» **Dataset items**

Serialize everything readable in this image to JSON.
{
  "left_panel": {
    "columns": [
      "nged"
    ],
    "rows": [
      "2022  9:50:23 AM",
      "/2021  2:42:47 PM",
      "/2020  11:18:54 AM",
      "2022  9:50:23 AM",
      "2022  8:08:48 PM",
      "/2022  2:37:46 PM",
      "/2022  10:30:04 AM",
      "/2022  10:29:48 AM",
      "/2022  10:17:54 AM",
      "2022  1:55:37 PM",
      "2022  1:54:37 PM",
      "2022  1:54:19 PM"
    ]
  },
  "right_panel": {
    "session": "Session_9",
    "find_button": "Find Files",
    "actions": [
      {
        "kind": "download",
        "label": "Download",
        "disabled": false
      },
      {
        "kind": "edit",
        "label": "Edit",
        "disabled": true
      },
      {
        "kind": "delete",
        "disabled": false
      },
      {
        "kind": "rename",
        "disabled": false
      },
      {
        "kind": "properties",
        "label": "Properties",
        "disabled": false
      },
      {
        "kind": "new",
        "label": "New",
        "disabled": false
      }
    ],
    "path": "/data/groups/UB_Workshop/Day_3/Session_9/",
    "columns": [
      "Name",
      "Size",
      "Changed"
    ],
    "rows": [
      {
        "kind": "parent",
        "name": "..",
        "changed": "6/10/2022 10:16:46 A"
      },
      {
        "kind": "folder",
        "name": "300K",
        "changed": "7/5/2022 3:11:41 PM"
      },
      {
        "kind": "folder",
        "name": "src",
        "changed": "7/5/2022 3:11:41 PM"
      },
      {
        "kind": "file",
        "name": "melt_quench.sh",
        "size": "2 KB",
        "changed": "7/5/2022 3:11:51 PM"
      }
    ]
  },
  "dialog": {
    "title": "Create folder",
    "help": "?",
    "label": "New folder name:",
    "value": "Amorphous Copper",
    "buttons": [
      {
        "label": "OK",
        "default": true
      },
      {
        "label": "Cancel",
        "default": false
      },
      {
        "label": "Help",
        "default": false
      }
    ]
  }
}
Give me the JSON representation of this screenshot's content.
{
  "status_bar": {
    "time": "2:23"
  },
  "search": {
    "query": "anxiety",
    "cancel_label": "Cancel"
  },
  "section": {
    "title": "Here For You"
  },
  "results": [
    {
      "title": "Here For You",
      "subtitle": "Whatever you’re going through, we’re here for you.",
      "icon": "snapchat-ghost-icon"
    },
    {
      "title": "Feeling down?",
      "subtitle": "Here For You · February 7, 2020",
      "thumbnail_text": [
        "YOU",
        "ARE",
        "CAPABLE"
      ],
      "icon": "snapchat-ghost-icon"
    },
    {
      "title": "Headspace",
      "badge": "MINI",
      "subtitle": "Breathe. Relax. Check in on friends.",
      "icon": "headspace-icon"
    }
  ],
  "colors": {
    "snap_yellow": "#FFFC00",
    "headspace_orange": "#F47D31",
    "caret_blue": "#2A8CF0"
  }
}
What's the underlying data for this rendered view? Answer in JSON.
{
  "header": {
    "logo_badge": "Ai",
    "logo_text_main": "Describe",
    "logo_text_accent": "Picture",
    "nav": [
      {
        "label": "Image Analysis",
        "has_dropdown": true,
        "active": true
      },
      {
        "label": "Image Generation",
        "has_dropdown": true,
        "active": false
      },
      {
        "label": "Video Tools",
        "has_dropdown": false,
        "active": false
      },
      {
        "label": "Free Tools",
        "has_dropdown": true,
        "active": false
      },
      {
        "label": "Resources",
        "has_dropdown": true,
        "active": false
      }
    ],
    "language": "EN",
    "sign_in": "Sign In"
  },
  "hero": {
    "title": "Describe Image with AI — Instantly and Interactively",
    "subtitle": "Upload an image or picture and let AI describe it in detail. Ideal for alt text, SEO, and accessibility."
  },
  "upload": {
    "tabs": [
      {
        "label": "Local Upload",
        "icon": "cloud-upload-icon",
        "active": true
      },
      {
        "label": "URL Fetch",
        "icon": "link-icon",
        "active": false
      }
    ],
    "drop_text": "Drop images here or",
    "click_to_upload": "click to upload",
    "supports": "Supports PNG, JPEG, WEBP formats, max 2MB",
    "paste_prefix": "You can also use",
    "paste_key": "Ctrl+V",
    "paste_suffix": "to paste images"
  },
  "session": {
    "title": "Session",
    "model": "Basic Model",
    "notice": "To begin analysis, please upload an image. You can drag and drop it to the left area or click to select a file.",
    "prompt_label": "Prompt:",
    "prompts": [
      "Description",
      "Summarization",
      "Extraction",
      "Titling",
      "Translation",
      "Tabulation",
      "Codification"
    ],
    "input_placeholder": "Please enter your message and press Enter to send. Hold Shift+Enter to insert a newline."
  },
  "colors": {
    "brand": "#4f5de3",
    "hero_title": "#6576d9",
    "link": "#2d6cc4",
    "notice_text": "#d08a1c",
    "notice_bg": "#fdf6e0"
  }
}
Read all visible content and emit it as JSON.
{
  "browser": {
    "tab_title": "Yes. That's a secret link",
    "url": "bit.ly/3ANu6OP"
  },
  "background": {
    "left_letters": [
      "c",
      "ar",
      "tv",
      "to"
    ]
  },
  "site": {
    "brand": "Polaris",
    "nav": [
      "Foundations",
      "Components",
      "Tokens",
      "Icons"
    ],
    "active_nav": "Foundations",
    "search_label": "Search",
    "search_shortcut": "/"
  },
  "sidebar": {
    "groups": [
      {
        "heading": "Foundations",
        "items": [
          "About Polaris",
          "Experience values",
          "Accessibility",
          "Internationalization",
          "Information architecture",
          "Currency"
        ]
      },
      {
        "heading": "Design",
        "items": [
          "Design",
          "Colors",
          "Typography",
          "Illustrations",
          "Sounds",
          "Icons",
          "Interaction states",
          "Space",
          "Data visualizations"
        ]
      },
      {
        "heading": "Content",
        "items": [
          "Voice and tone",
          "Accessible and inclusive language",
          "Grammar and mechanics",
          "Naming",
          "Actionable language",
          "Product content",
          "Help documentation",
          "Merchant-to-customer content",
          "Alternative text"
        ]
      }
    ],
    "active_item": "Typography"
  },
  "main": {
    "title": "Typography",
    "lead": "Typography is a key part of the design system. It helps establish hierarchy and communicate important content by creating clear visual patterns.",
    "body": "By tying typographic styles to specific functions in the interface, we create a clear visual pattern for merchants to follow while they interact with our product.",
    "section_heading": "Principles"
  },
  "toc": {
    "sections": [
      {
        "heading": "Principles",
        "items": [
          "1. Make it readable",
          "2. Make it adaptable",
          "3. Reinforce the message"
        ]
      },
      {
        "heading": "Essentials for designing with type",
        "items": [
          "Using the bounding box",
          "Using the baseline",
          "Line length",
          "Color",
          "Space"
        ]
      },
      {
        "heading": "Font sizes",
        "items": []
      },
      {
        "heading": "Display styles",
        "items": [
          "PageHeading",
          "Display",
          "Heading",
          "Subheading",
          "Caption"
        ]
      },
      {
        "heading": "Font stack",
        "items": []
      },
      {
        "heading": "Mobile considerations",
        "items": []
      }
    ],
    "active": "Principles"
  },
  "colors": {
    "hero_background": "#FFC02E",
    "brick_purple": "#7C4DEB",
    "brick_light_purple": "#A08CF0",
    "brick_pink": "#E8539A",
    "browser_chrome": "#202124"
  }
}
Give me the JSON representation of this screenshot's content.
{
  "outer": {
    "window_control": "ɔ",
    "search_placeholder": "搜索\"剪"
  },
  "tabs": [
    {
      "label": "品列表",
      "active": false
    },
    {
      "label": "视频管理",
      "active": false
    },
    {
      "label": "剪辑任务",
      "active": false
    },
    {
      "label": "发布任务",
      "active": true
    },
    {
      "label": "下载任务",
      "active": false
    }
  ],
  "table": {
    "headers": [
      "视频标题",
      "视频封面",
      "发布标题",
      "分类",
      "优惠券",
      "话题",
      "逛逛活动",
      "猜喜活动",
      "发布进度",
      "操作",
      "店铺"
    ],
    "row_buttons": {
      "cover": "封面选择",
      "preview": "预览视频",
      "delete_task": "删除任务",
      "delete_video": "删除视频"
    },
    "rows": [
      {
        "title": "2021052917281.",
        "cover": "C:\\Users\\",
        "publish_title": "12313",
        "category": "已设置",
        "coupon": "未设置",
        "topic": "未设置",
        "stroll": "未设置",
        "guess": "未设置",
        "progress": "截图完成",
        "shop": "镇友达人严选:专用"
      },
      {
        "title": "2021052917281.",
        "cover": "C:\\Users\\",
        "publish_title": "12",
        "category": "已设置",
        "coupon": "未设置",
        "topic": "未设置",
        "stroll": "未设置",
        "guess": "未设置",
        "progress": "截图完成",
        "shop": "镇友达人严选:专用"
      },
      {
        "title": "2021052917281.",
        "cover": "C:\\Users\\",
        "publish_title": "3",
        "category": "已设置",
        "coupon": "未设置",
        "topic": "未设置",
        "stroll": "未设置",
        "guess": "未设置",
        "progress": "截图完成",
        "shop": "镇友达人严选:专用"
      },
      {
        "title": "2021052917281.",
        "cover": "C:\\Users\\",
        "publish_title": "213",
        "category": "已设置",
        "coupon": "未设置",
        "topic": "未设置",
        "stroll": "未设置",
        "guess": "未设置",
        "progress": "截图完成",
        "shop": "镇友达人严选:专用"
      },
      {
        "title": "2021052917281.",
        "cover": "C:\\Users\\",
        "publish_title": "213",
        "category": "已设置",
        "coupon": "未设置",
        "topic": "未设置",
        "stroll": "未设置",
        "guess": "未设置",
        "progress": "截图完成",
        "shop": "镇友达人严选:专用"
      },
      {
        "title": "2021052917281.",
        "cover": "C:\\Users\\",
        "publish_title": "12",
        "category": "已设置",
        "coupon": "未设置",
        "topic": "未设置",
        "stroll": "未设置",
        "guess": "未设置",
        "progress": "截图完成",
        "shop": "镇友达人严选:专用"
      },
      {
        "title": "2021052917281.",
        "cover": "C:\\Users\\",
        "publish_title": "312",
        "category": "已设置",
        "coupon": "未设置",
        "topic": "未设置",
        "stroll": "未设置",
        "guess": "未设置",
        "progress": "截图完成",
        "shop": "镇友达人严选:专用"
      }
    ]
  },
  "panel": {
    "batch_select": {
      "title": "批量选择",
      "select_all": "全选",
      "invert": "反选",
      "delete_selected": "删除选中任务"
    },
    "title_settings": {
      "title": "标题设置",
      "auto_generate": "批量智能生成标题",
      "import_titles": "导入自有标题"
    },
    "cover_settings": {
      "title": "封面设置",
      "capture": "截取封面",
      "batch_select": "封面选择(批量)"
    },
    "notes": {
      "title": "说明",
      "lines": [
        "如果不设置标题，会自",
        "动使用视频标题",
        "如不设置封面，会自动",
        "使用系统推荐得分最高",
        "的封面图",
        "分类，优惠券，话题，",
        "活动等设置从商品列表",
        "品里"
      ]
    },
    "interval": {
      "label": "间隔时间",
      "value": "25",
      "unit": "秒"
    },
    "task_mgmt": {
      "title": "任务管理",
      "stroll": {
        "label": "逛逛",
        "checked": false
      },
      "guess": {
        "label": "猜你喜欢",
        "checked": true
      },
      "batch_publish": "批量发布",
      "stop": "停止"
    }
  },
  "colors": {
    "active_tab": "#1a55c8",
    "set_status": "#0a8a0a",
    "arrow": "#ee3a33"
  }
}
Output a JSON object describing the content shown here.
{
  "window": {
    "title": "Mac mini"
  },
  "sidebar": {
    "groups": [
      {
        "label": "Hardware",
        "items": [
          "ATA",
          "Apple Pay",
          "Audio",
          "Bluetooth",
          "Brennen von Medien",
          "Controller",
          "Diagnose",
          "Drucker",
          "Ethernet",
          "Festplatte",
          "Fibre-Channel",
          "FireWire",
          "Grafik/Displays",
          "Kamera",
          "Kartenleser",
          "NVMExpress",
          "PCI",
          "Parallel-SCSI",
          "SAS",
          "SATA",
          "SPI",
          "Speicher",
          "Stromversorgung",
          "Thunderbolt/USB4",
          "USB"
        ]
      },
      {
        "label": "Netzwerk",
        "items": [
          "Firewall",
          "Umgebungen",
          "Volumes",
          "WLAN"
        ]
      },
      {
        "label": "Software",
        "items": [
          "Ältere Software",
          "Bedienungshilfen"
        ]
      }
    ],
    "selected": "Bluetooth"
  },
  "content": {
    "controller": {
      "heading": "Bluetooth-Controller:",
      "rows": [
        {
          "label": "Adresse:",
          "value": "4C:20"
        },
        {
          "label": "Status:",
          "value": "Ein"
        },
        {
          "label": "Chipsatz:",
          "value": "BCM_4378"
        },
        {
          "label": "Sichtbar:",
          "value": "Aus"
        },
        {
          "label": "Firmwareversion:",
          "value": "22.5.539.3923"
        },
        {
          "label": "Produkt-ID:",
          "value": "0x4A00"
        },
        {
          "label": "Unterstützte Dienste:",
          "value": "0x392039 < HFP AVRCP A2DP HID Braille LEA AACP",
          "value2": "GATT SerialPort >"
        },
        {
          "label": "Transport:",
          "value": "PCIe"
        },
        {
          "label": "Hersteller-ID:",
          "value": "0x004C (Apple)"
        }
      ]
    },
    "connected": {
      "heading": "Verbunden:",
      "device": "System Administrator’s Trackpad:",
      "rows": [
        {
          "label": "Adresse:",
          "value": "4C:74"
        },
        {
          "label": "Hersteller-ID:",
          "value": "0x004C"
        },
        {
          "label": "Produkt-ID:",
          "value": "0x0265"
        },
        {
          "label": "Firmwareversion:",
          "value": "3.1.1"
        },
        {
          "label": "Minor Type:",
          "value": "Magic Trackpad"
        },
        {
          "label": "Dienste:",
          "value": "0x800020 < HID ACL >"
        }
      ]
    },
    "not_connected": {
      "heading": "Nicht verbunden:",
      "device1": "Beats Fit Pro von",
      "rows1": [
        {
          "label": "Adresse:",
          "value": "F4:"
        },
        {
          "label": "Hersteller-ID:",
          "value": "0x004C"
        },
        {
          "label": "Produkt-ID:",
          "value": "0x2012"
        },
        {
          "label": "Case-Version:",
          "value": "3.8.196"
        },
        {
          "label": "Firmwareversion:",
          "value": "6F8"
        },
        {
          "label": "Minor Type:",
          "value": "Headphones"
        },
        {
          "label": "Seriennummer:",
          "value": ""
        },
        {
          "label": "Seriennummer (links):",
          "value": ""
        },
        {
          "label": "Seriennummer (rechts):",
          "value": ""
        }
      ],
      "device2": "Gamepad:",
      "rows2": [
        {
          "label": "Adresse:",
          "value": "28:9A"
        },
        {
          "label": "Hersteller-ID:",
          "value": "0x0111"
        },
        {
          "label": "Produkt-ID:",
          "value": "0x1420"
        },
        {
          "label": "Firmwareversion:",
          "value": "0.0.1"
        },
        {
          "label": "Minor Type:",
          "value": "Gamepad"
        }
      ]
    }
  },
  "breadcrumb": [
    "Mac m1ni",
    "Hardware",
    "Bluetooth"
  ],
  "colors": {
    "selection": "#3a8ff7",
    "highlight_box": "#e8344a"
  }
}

» **WRITTEN REQUEST**
Go through the material and select each line with the string "click" in it.

» **THE RESULT**
    "click_to_upload": "click to upload",
    "notice": "To begin analysis, please upload an image. You can drag and drop it to the left area or click to select a file.",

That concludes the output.